[Recorded data]
----------

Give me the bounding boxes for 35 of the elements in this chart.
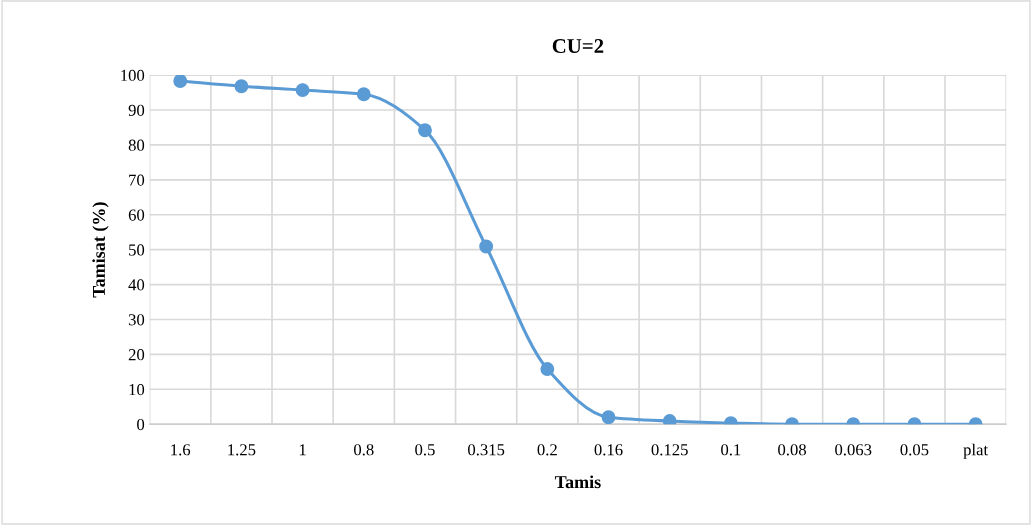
x-tick-label: 1.25 <box>228 444 256 456</box>
x-tick-label: 0.08 <box>778 444 807 456</box>
point <box>479 239 494 254</box>
y-tick-label: 60 <box>128 209 145 221</box>
y-tick-label: 70 <box>129 174 145 186</box>
x-tick-label: 0.2 <box>537 444 557 456</box>
x-tick-label: 0.1 <box>721 444 741 456</box>
chart-title: CU=2 <box>552 39 604 54</box>
x-tick-label: 0.8 <box>354 444 374 456</box>
y-tick-label: 40 <box>128 279 145 291</box>
point <box>356 87 371 102</box>
point <box>173 75 188 88</box>
y-tick-label: 0 <box>137 418 145 431</box>
y-tick-label: 10 <box>129 383 145 396</box>
point <box>418 123 432 138</box>
point <box>662 414 677 425</box>
x-tick-label: 1 <box>299 444 306 456</box>
y-tick-label: 30 <box>128 314 145 326</box>
x-tick-label: 0.5 <box>415 444 435 456</box>
y-axis-title: Tamisat (%) <box>92 202 109 298</box>
y-tick-label: 80 <box>128 139 145 151</box>
point <box>295 83 310 98</box>
x-tick-label: 0.315 <box>468 444 505 456</box>
x-tick-label: 0.063 <box>835 444 872 456</box>
x-tick-label: 0.05 <box>900 444 929 456</box>
x-tick-label: plat <box>963 443 989 459</box>
x-tick-label: 0.16 <box>594 444 623 456</box>
y-tick-label: 100 <box>121 69 145 82</box>
y-tick-label: 20 <box>128 349 145 361</box>
x-axis-title: Tamis <box>554 475 601 489</box>
point <box>234 79 249 94</box>
x-tick-label: 1.6 <box>171 444 191 456</box>
y-tick-label: 90 <box>128 104 145 116</box>
x-tick-label: 0.125 <box>651 444 688 456</box>
y-tick-label: 50 <box>129 244 145 256</box>
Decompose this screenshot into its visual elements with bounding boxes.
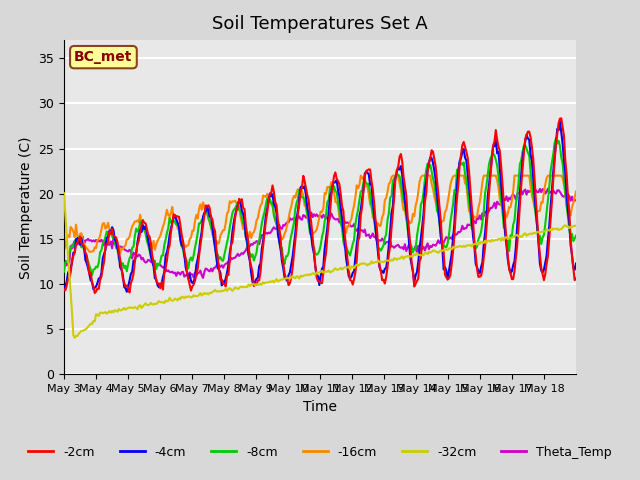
Legend: -2cm, -4cm, -8cm, -16cm, -32cm, Theta_Temp: -2cm, -4cm, -8cm, -16cm, -32cm, Theta_Te… [23,441,617,464]
Title: Soil Temperatures Set A: Soil Temperatures Set A [212,15,428,33]
X-axis label: Time: Time [303,400,337,414]
Y-axis label: Soil Temperature (C): Soil Temperature (C) [19,136,33,278]
Text: BC_met: BC_met [74,50,132,64]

----------

◆ The exercise: Copy out all the entries above, substituting "coordinates" for every occurrence of "bounding boxes" and keeping everything else the same. Leave out the pictures.

◆ Expected output:
Give me the coordinates for 35 of the elements in this chart.
x-tick-label: 1.25 <box>228 444 256 456</box>
x-tick-label: 0.08 <box>778 444 807 456</box>
point <box>479 239 494 254</box>
y-tick-label: 60 <box>128 209 145 221</box>
y-tick-label: 70 <box>129 174 145 186</box>
x-tick-label: 0.2 <box>537 444 557 456</box>
x-tick-label: 0.1 <box>721 444 741 456</box>
chart-title: CU=2 <box>552 39 604 54</box>
x-tick-label: 0.8 <box>354 444 374 456</box>
y-tick-label: 40 <box>128 279 145 291</box>
point <box>356 87 371 102</box>
point <box>173 75 188 88</box>
y-tick-label: 0 <box>137 418 145 431</box>
y-tick-label: 10 <box>129 383 145 396</box>
point <box>418 123 432 138</box>
point <box>662 414 677 425</box>
x-tick-label: 1 <box>299 444 306 456</box>
y-tick-label: 30 <box>128 314 145 326</box>
x-tick-label: 0.5 <box>415 444 435 456</box>
y-axis-title: Tamisat (%) <box>92 202 109 298</box>
y-tick-label: 80 <box>128 139 145 151</box>
point <box>295 83 310 98</box>
x-tick-label: 0.315 <box>468 444 505 456</box>
x-tick-label: 0.063 <box>835 444 872 456</box>
x-tick-label: 0.05 <box>900 444 929 456</box>
x-tick-label: plat <box>963 443 989 459</box>
x-tick-label: 0.16 <box>594 444 623 456</box>
y-tick-label: 100 <box>121 69 145 82</box>
y-tick-label: 20 <box>128 349 145 361</box>
x-axis-title: Tamis <box>554 475 601 489</box>
point <box>234 79 249 94</box>
x-tick-label: 1.6 <box>171 444 191 456</box>
y-tick-label: 90 <box>128 104 145 116</box>
x-tick-label: 0.125 <box>651 444 688 456</box>
y-tick-label: 50 <box>129 244 145 256</box>
Decompose this screenshot into its visual elements with coordinates.
Legend: -2cm, -4cm, -8cm, -16cm, -32cm, Theta_Temp: -2cm, -4cm, -8cm, -16cm, -32cm, Theta_Te… [23,441,617,464]
Title: Soil Temperatures Set A: Soil Temperatures Set A [212,15,428,33]
X-axis label: Time: Time [303,400,337,414]
Y-axis label: Soil Temperature (C): Soil Temperature (C) [19,136,33,278]
Text: BC_met: BC_met [74,50,132,64]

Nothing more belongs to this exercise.